◆ **YOUR GOAL**
Look through the material below, count the lines containing the word "color", and state only the count.

◆ **DATA SECTION**
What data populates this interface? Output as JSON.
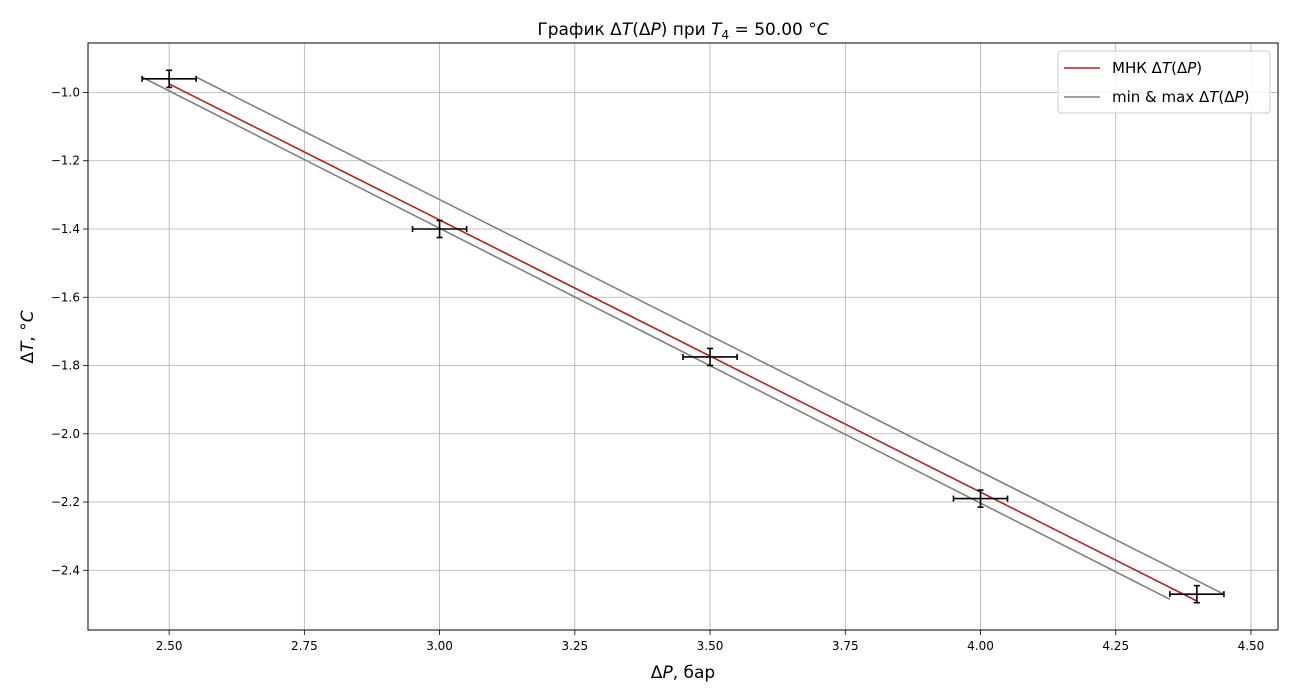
{
  "chart_data": {
    "type": "scatter",
    "title": {
      "pre": "График Δ",
      "var1": "T",
      "mid1": "(Δ",
      "var2": "P",
      "mid2": ") при ",
      "var3": "T",
      "sub": "4",
      "post": " = 50.00 °",
      "unit": "C"
    },
    "xlabel": {
      "pre": "Δ",
      "var": "P",
      "post": ", бар"
    },
    "ylabel": {
      "pre": "Δ",
      "var": "T",
      "post": ", °",
      "unit": "C"
    },
    "xlim": [
      2.35,
      4.55
    ],
    "ylim": [
      -2.575,
      -0.855
    ],
    "xticks": [
      2.5,
      2.75,
      3.0,
      3.25,
      3.5,
      3.75,
      4.0,
      4.25,
      4.5
    ],
    "xtick_labels": [
      "2.50",
      "2.75",
      "3.00",
      "3.25",
      "3.50",
      "3.75",
      "4.00",
      "4.25",
      "4.50"
    ],
    "yticks": [
      -1.0,
      -1.2,
      -1.4,
      -1.6,
      -1.8,
      -2.0,
      -2.2,
      -2.4
    ],
    "ytick_labels": [
      "−1.0",
      "−1.2",
      "−1.4",
      "−1.6",
      "−1.8",
      "−2.0",
      "−2.2",
      "−2.4"
    ],
    "grid": true,
    "legend_position": "top-right",
    "points": {
      "x": [
        2.5,
        3.0,
        3.5,
        4.0,
        4.4
      ],
      "y": [
        -0.96,
        -1.4,
        -1.775,
        -2.19,
        -2.47
      ],
      "xerr": 0.05,
      "yerr": 0.025,
      "color": "#000000"
    },
    "series": [
      {
        "name": {
          "pre": "МНК Δ",
          "var1": "T",
          "mid": "(Δ",
          "var2": "P",
          "post": ")"
        },
        "color": "#b22222",
        "x": [
          2.5,
          4.4
        ],
        "y": [
          -0.975,
          -2.49
        ]
      },
      {
        "name": {
          "pre": "min & max Δ",
          "var1": "T",
          "mid": "(Δ",
          "var2": "P",
          "post": ")"
        },
        "color": "#808080",
        "lines": [
          {
            "x": [
              2.45,
              4.35
            ],
            "y": [
              -0.955,
              -2.485
            ]
          },
          {
            "x": [
              2.55,
              4.45
            ],
            "y": [
              -0.955,
              -2.47
            ]
          }
        ]
      }
    ]
  }
}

◆ **FULL OUTPUT**
3